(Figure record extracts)
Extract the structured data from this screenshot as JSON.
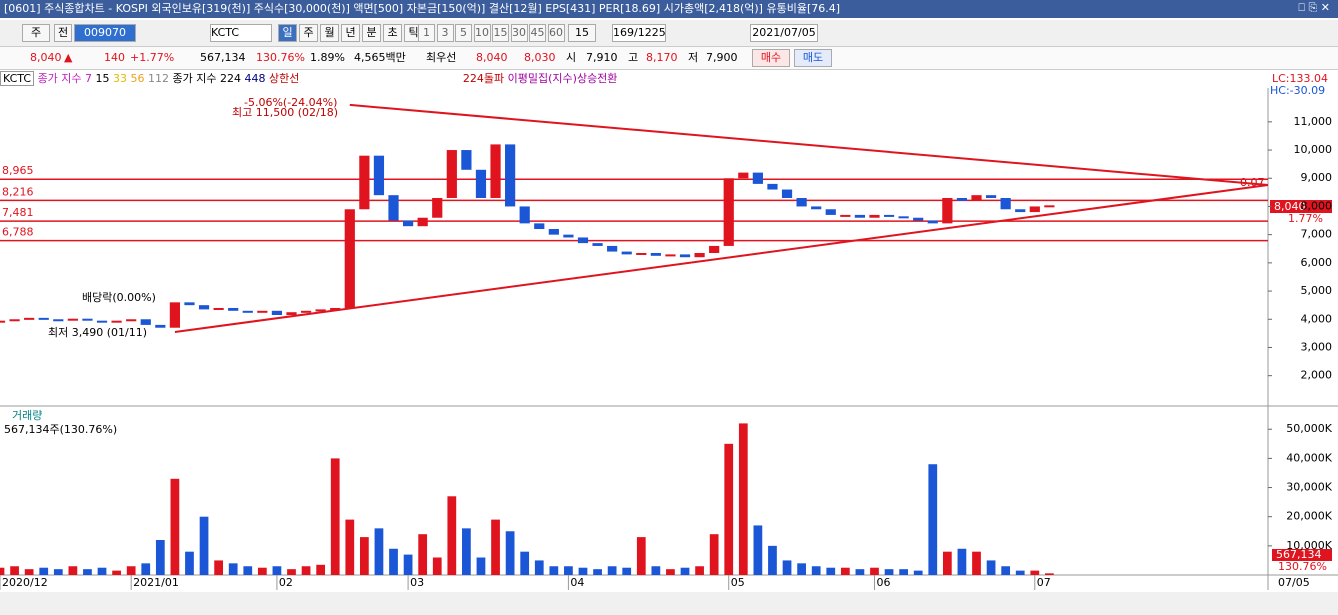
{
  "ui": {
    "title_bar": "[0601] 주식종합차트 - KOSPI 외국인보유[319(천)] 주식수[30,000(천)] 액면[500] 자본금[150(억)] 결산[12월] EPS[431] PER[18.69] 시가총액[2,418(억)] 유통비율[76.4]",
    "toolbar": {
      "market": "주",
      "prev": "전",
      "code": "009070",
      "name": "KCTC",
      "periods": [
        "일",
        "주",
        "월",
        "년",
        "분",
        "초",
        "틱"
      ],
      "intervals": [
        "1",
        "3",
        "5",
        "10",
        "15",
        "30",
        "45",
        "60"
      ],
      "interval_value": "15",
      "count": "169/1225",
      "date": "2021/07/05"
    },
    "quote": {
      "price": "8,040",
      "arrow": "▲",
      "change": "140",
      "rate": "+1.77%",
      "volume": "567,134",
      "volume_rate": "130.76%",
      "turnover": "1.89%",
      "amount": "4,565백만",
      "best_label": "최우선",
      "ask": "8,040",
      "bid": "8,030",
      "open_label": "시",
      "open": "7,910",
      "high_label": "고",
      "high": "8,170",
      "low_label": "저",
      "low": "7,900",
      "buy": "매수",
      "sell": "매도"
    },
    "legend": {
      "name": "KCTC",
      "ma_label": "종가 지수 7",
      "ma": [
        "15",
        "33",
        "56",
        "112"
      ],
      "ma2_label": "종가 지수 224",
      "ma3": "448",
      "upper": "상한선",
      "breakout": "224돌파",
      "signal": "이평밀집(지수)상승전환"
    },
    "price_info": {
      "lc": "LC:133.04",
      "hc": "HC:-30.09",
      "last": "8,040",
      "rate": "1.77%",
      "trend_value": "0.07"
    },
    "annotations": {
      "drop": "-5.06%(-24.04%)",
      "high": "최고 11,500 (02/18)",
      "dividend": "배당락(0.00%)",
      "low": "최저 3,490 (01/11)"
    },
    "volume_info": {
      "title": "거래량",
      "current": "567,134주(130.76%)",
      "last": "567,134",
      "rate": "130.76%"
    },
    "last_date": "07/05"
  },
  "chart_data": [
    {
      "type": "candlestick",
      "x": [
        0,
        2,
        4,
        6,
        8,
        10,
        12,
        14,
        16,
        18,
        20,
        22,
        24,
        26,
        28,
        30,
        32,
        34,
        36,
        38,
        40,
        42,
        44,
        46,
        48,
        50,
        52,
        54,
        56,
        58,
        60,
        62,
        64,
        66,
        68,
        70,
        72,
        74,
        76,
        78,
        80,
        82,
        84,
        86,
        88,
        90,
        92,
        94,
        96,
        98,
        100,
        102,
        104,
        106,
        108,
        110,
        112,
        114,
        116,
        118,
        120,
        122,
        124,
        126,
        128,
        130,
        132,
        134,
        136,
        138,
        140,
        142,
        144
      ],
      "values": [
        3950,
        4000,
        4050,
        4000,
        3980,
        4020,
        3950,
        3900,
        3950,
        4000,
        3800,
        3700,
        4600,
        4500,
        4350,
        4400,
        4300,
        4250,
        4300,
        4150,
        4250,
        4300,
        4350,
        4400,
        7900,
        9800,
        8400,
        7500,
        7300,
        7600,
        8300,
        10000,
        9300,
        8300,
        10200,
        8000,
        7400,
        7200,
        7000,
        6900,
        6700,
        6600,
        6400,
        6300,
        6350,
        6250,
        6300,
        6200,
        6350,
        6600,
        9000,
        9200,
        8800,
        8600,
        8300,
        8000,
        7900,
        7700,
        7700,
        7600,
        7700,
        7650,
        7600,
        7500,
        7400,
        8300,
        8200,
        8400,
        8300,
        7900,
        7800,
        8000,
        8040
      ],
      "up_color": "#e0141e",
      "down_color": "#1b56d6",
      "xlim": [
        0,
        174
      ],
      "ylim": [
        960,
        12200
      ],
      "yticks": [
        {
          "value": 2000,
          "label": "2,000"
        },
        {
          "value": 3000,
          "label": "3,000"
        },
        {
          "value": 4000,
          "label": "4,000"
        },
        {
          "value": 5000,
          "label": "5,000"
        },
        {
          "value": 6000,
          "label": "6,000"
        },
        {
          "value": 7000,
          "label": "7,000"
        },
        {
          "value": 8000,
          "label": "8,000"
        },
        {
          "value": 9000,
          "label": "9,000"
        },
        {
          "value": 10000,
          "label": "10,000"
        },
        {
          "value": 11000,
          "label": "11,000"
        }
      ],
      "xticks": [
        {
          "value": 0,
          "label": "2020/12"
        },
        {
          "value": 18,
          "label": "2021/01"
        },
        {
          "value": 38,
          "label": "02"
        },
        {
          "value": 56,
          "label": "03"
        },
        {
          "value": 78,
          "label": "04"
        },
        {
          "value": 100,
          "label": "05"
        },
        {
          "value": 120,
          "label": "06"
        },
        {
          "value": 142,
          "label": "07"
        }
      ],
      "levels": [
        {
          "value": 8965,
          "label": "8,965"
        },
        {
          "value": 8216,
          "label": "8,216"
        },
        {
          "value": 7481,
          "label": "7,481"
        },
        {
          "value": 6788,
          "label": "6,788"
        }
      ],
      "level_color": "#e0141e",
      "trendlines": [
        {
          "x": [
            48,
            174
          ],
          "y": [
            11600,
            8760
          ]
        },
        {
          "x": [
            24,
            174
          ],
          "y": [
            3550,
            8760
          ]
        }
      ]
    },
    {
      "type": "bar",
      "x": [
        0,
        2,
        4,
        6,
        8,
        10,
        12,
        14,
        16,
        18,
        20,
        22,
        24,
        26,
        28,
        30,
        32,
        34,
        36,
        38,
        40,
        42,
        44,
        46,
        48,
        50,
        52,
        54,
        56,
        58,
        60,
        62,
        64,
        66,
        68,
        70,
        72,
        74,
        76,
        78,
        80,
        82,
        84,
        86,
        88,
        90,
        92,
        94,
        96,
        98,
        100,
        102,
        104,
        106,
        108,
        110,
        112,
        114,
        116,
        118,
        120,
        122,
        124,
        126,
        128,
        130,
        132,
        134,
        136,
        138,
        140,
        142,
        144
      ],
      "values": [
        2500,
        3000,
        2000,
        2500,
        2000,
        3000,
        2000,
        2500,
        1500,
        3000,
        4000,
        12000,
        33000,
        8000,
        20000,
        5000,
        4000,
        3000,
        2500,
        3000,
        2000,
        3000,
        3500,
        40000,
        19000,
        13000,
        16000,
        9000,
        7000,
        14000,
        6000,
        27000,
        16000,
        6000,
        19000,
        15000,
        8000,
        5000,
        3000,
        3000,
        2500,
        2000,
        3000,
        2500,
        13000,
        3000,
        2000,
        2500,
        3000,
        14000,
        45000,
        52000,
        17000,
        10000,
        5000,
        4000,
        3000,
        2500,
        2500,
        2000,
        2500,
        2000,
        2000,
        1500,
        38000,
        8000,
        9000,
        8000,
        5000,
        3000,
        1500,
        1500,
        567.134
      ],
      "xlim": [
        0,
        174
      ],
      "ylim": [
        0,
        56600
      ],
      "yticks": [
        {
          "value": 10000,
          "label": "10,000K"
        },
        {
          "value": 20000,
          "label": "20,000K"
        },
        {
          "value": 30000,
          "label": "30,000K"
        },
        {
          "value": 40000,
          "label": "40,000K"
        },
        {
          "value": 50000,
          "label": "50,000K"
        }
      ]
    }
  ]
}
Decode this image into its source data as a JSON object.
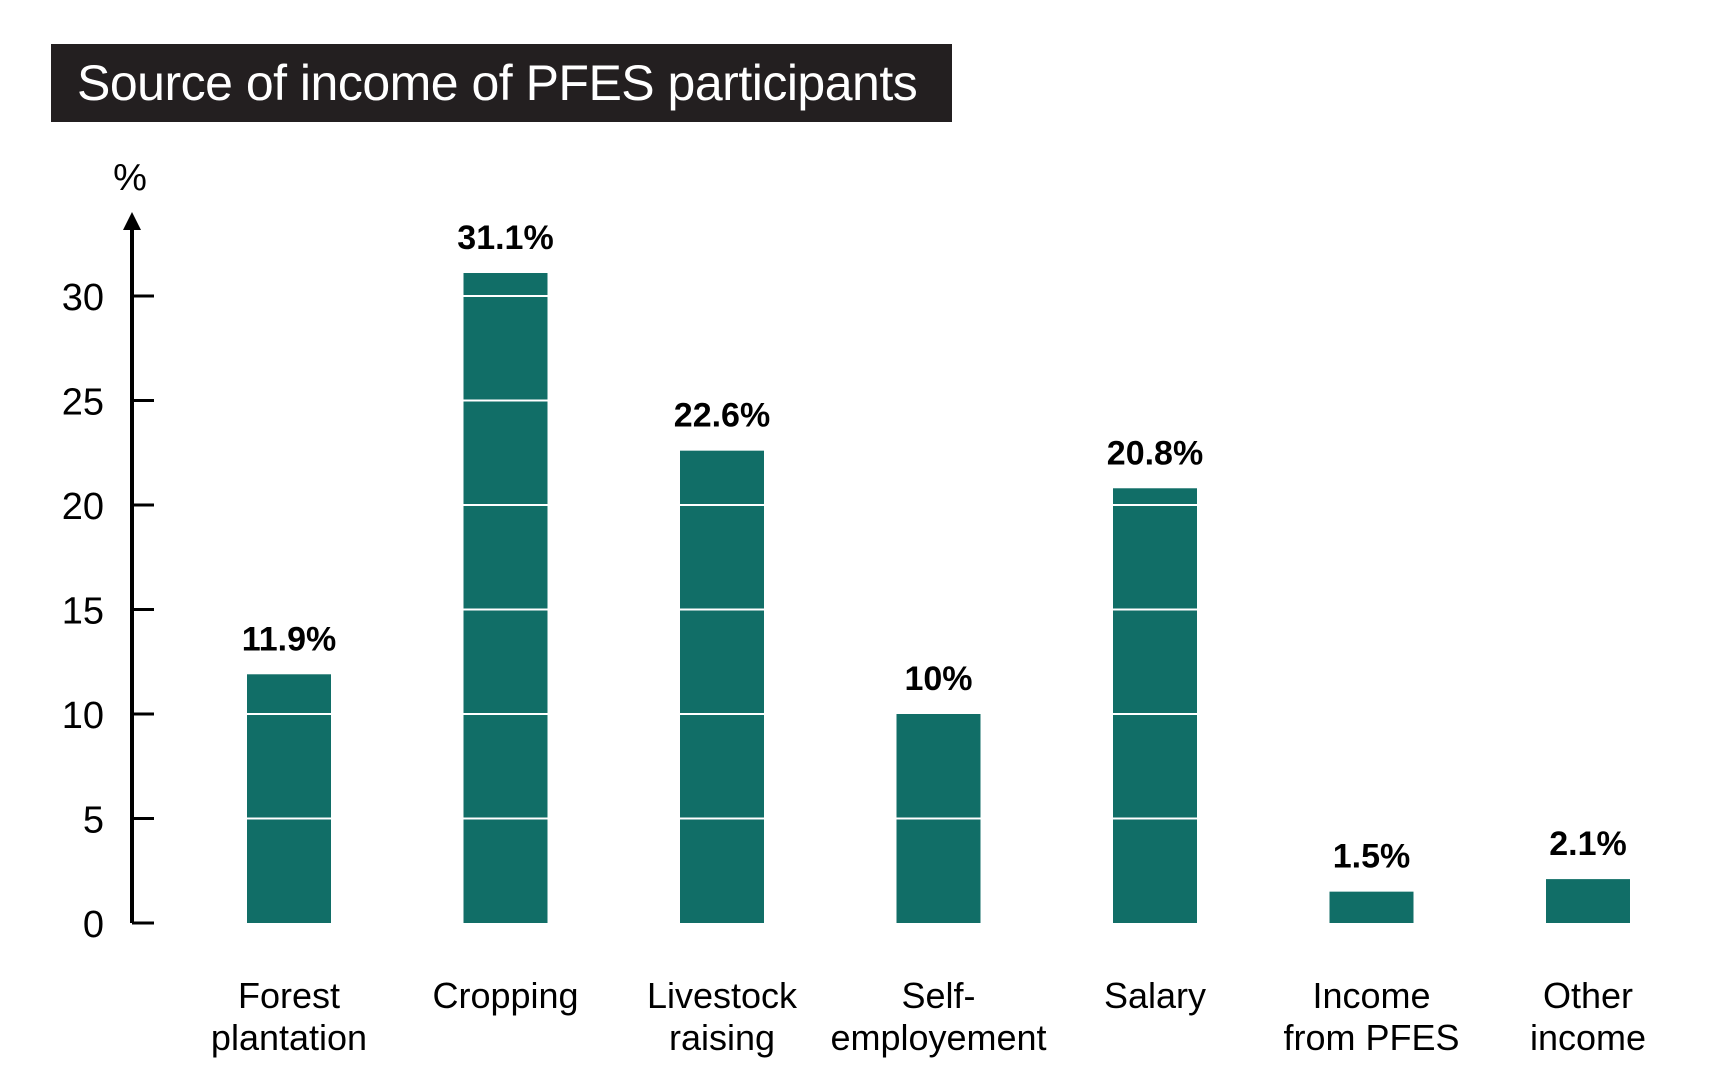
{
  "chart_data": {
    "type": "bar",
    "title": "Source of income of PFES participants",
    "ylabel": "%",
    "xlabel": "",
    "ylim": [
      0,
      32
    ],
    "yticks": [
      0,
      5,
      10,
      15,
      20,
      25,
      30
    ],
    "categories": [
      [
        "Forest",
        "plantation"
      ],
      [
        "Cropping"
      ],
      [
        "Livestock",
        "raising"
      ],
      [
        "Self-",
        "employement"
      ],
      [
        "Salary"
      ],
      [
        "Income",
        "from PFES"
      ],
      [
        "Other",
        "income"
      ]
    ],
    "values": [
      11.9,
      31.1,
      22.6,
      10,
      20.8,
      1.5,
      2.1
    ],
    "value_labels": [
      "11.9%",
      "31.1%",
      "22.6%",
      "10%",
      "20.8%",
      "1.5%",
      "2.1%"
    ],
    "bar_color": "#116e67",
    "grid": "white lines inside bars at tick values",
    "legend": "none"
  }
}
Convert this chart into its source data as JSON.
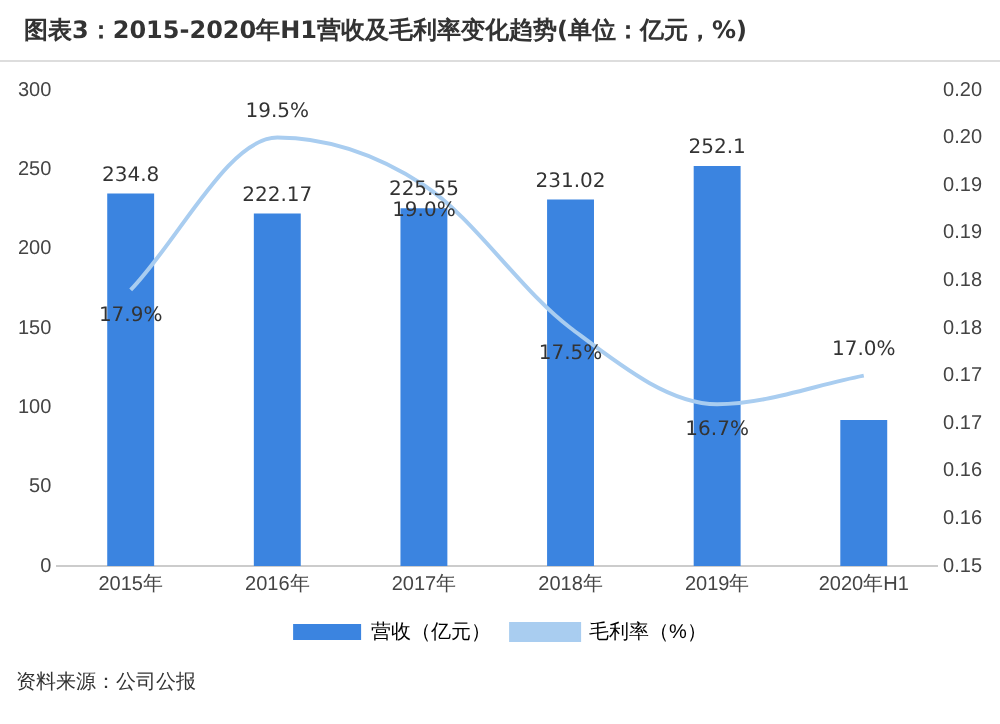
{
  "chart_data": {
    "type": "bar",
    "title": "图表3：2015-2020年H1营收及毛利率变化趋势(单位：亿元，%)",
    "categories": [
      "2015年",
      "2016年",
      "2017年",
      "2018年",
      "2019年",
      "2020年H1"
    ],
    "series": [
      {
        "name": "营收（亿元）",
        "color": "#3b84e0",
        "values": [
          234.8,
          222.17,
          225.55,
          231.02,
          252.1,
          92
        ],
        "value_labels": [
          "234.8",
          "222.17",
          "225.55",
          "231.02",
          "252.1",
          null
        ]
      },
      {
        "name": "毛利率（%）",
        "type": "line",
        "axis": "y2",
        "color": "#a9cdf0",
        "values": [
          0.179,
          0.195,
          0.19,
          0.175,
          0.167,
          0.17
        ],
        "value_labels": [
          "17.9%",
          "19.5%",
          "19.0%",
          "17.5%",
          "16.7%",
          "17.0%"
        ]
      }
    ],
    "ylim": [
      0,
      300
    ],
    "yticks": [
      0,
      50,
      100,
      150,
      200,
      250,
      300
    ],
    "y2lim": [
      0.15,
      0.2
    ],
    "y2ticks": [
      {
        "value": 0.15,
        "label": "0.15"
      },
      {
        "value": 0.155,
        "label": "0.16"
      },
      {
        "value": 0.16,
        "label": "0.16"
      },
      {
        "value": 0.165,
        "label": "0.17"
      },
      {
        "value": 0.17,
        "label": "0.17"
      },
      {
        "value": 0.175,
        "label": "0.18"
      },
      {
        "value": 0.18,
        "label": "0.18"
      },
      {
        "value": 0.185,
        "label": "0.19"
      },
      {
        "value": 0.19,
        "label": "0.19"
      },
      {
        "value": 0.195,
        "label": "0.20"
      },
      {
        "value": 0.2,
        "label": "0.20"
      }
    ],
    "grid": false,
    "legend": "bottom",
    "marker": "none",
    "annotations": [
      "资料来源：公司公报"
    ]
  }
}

# Problem to solve:
Return every line in the listing that contains the word "grid".

# Solution:
    "grid": "white lines inside bars at tick values",
    "grid": false,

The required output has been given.